**Goal of the exercise**
Copy down every line where the string "more" shows up.

**The input**
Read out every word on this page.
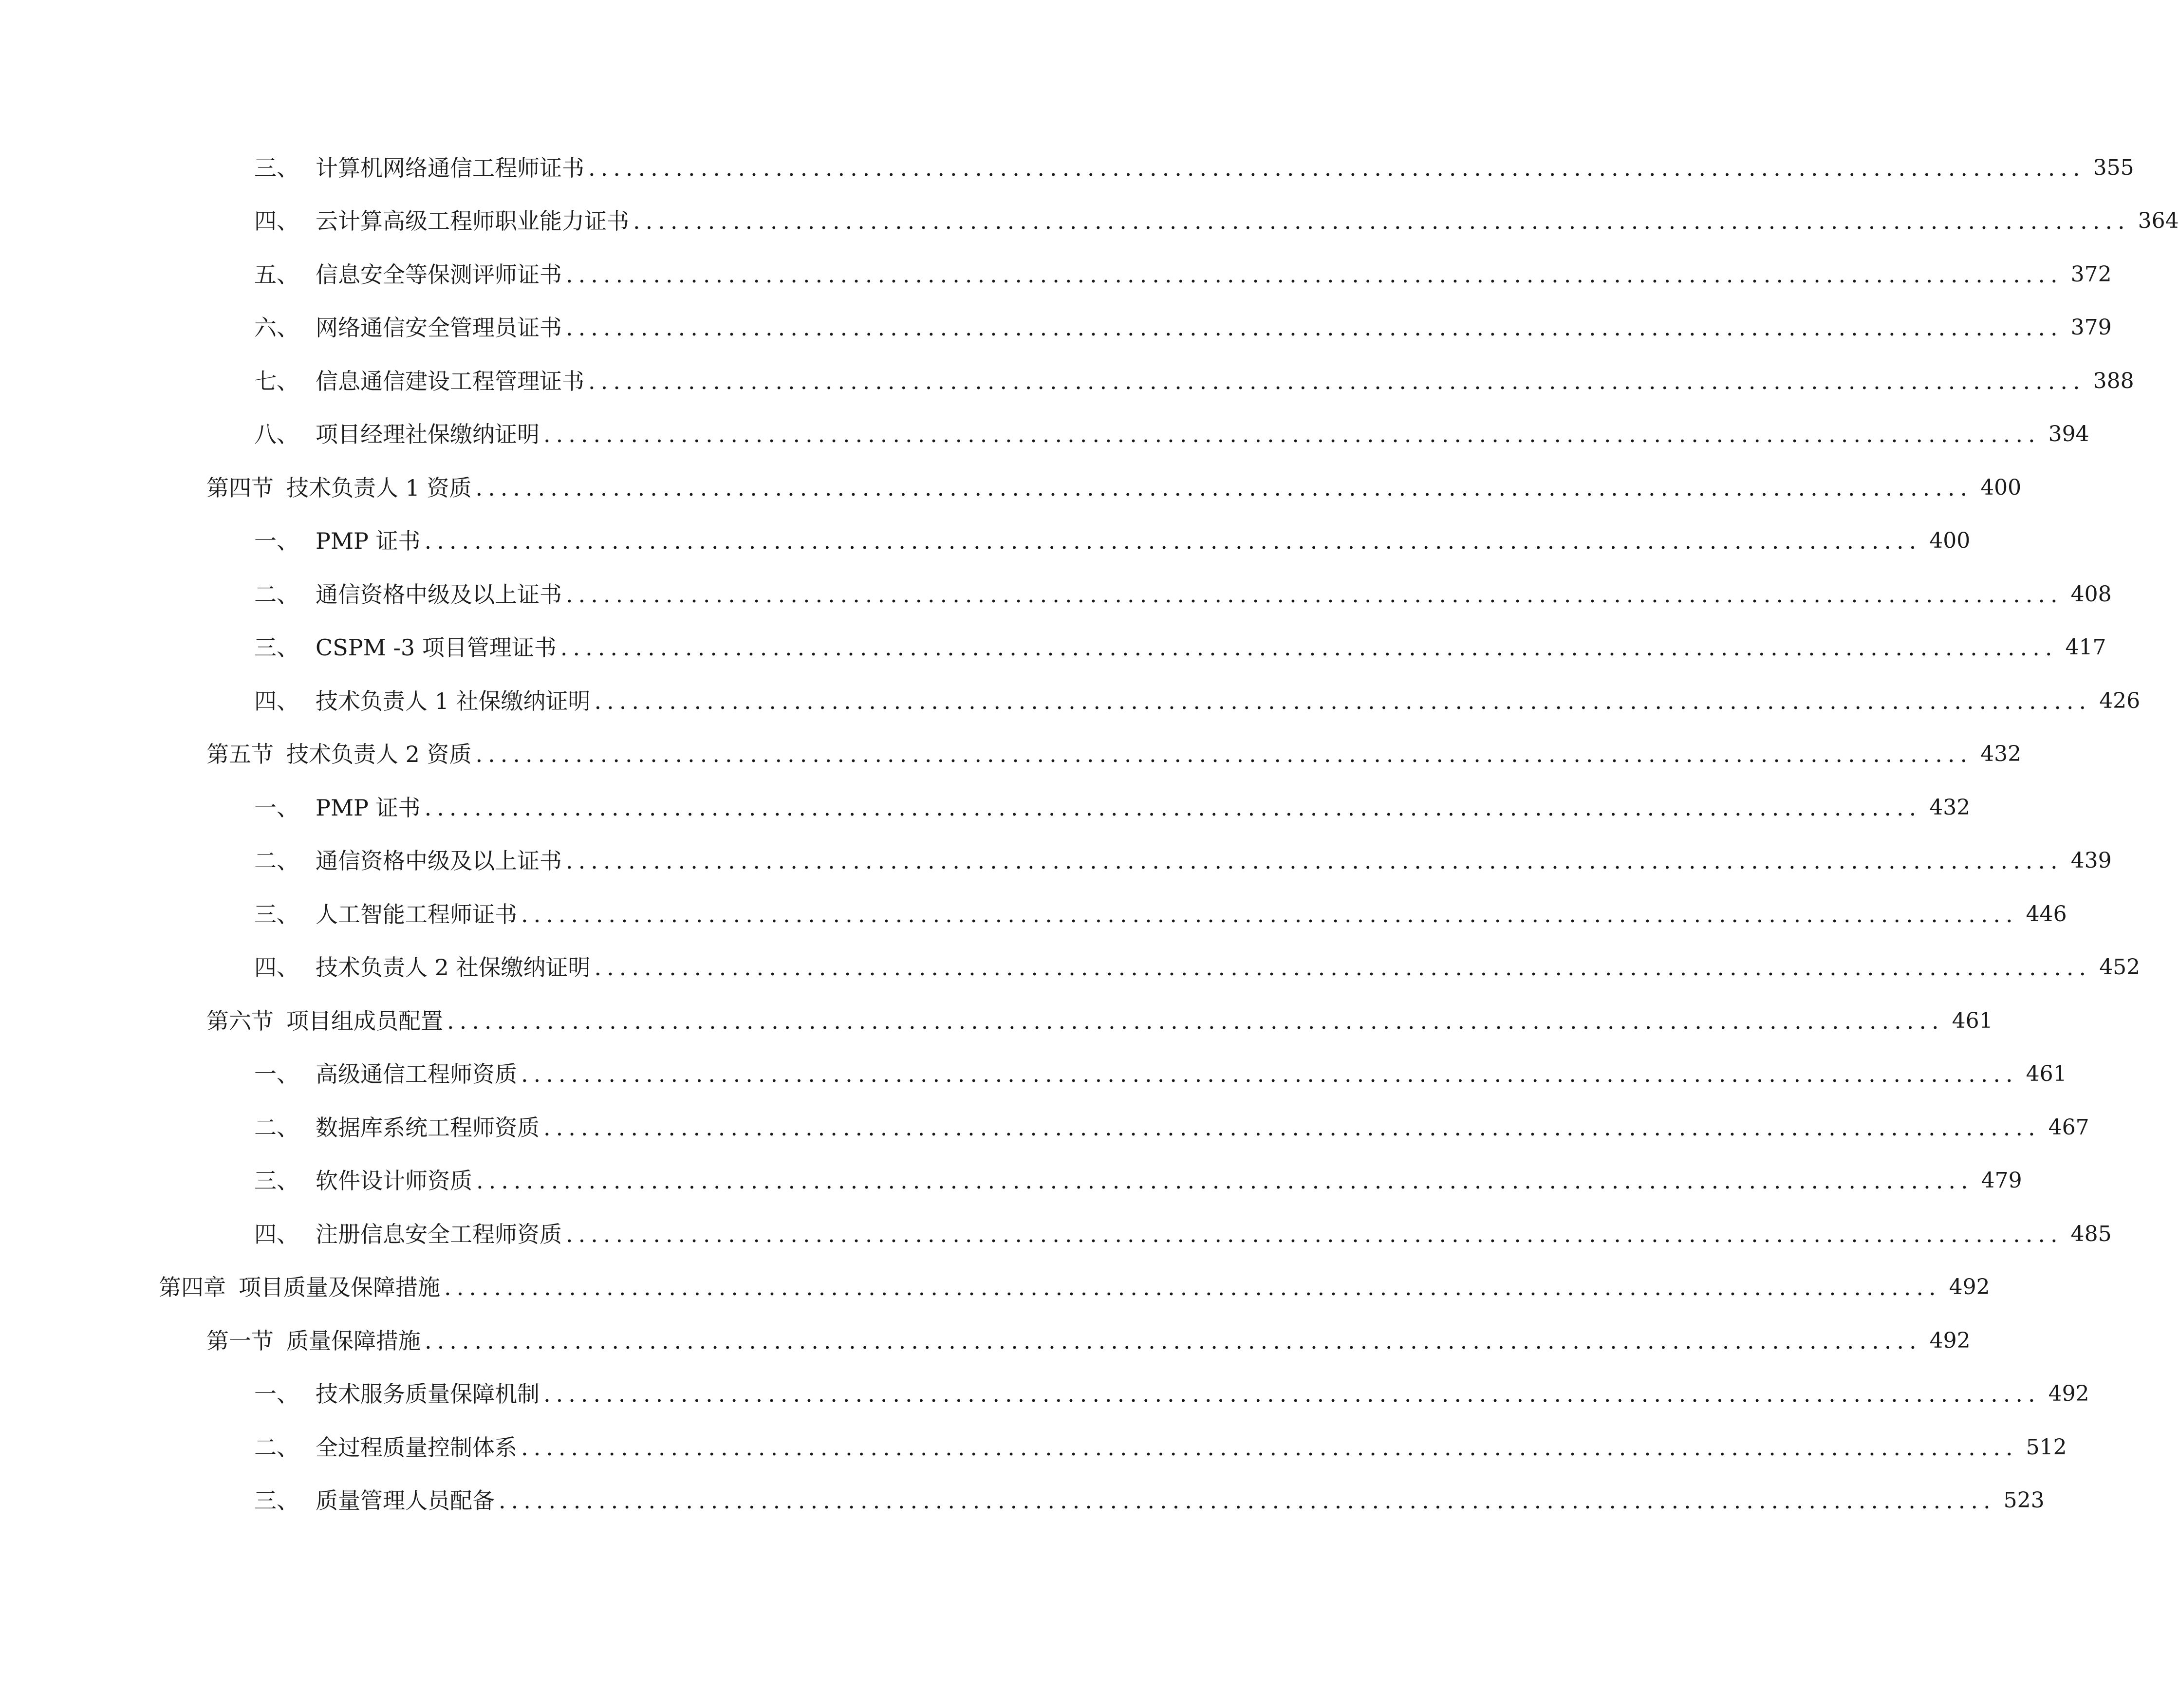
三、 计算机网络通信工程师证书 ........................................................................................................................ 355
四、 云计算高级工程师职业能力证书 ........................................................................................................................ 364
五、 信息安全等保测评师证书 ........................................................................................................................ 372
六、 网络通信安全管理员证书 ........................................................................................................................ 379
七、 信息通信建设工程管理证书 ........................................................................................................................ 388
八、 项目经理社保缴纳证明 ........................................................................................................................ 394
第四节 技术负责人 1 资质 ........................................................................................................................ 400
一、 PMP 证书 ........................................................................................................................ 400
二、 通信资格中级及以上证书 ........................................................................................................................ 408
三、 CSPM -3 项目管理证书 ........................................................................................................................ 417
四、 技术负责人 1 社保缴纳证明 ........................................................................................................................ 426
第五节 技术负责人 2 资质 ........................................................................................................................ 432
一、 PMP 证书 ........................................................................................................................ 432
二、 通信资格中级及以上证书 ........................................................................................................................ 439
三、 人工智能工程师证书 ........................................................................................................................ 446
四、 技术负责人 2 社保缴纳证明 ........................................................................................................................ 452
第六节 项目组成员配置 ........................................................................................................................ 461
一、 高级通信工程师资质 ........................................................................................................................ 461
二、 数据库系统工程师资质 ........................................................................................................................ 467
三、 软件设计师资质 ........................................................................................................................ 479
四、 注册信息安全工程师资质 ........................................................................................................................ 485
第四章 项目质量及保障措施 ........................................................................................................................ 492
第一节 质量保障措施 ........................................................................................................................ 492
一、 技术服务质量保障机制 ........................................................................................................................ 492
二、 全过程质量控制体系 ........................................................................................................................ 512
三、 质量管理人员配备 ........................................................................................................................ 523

==

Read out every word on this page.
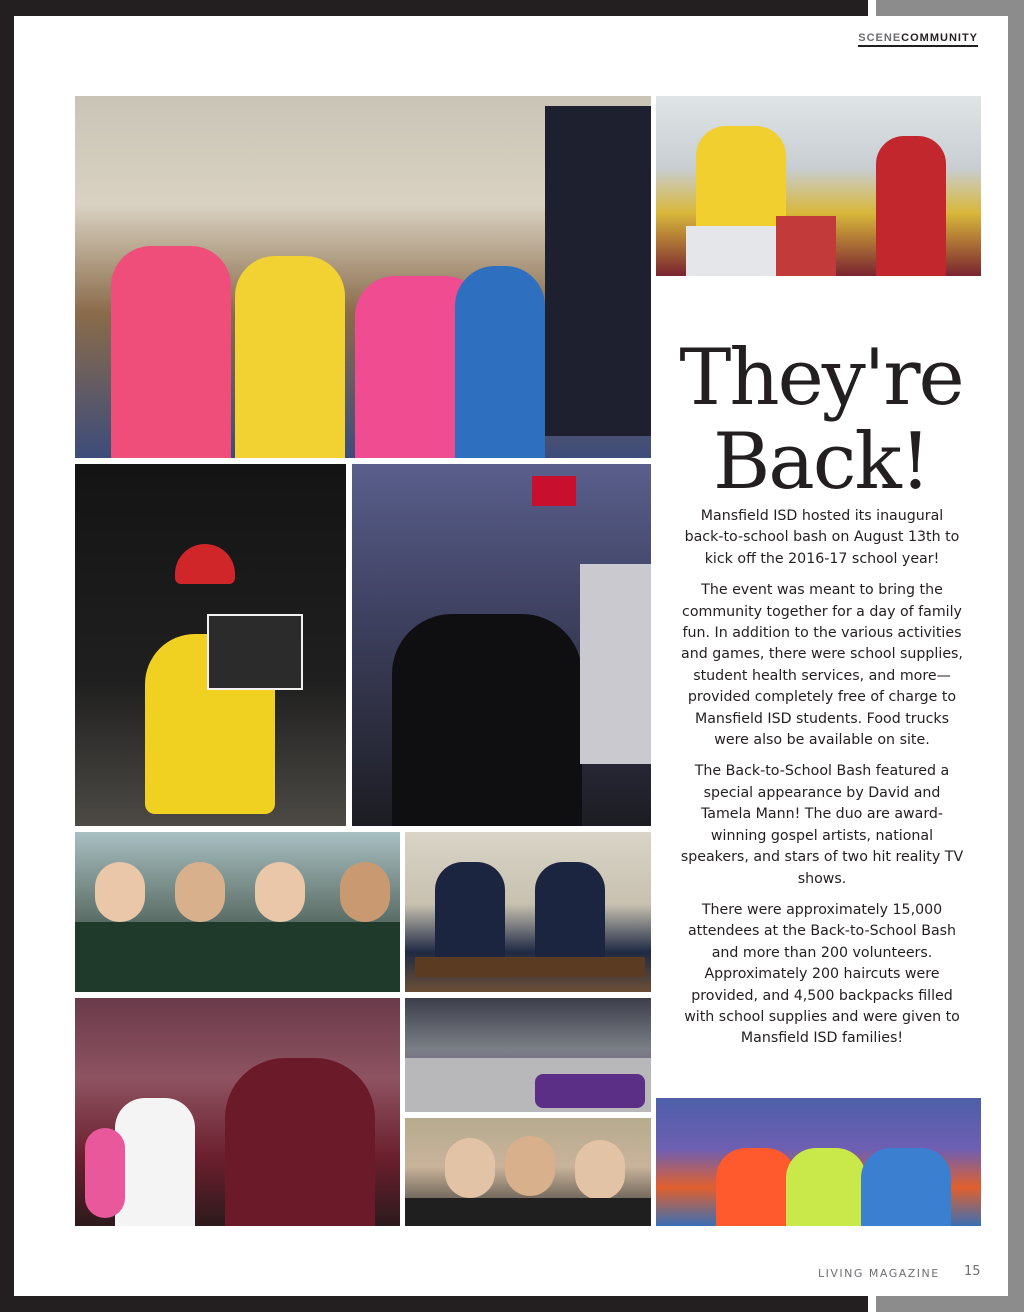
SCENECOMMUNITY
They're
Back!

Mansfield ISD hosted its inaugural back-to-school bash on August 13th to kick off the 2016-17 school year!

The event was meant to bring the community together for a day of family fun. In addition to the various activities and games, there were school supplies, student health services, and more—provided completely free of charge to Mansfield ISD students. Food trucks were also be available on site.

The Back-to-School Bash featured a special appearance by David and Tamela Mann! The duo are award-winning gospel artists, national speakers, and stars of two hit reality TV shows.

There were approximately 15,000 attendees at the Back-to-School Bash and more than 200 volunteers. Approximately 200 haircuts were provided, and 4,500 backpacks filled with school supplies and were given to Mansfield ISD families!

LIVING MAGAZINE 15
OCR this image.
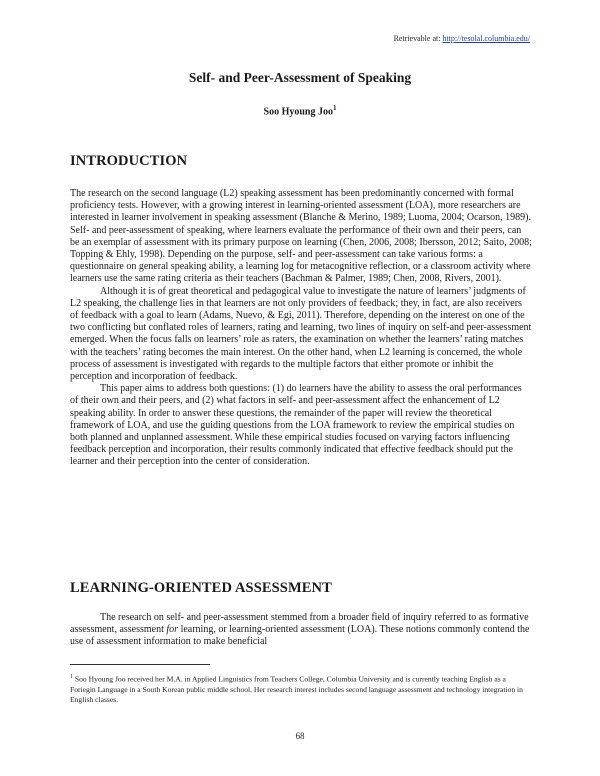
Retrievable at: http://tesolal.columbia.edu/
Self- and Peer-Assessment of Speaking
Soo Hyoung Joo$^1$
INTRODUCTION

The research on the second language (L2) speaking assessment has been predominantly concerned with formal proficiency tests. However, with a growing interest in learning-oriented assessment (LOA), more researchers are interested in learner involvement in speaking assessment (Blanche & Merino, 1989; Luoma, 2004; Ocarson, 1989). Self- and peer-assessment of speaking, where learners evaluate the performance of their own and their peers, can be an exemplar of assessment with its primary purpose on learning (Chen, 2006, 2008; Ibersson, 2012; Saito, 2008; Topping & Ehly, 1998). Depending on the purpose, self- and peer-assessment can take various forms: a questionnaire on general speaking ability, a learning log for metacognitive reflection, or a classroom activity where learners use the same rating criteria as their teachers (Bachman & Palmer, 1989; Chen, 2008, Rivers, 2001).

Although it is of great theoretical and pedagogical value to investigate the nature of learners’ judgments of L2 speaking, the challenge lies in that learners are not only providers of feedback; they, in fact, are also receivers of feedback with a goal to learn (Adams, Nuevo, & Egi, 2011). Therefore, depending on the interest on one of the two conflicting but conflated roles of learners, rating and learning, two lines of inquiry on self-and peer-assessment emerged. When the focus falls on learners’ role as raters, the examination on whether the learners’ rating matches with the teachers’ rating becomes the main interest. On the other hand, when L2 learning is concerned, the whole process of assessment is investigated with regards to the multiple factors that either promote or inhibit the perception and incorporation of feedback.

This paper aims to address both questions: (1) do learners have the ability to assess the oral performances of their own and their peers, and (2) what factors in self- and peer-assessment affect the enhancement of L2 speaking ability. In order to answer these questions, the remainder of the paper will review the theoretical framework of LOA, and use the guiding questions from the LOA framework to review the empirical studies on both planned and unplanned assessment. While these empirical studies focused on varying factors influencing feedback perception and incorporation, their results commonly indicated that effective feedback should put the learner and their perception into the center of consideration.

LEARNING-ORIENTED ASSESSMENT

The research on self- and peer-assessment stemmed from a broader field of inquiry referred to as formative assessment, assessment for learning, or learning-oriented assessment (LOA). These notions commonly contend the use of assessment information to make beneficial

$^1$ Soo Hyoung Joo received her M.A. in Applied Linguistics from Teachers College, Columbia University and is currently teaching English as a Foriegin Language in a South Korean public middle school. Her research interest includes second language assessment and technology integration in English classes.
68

**Solution for this problem**
The event was meant to bring the community together for a day of family fun. In addition to the various activities and games, there were school supplies, student health services, and more—provided completely free of charge to Mansfield ISD students. Food trucks were also be available on site.
There were approximately 15,000 attendees at the Back-to-School Bash and more than 200 volunteers. Approximately 200 haircuts were provided, and 4,500 backpacks filled with school supplies and were given to Mansfield ISD families!
The research on the second language (L2) speaking assessment has been predominantly concerned with formal proficiency tests. However, with a growing interest in learning-oriented assessment (LOA), more researchers are interested in learner involvement in speaking assessment (Blanche & Merino, 1989; Luoma, 2004; Ocarson, 1989). Self- and peer-assessment of speaking, where learners evaluate the performance of their own and their peers, can be an exemplar of assessment with its primary purpose on learning (Chen, 2006, 2008; Ibersson, 2012; Saito, 2008; Topping & Ehly, 1998). Depending on the purpose, self- and peer-assessment can take various forms: a questionnaire on general speaking ability, a learning log for metacognitive reflection, or a classroom activity where learners use the same rating criteria as their teachers (Bachman & Palmer, 1989; Chen, 2008, Rivers, 2001).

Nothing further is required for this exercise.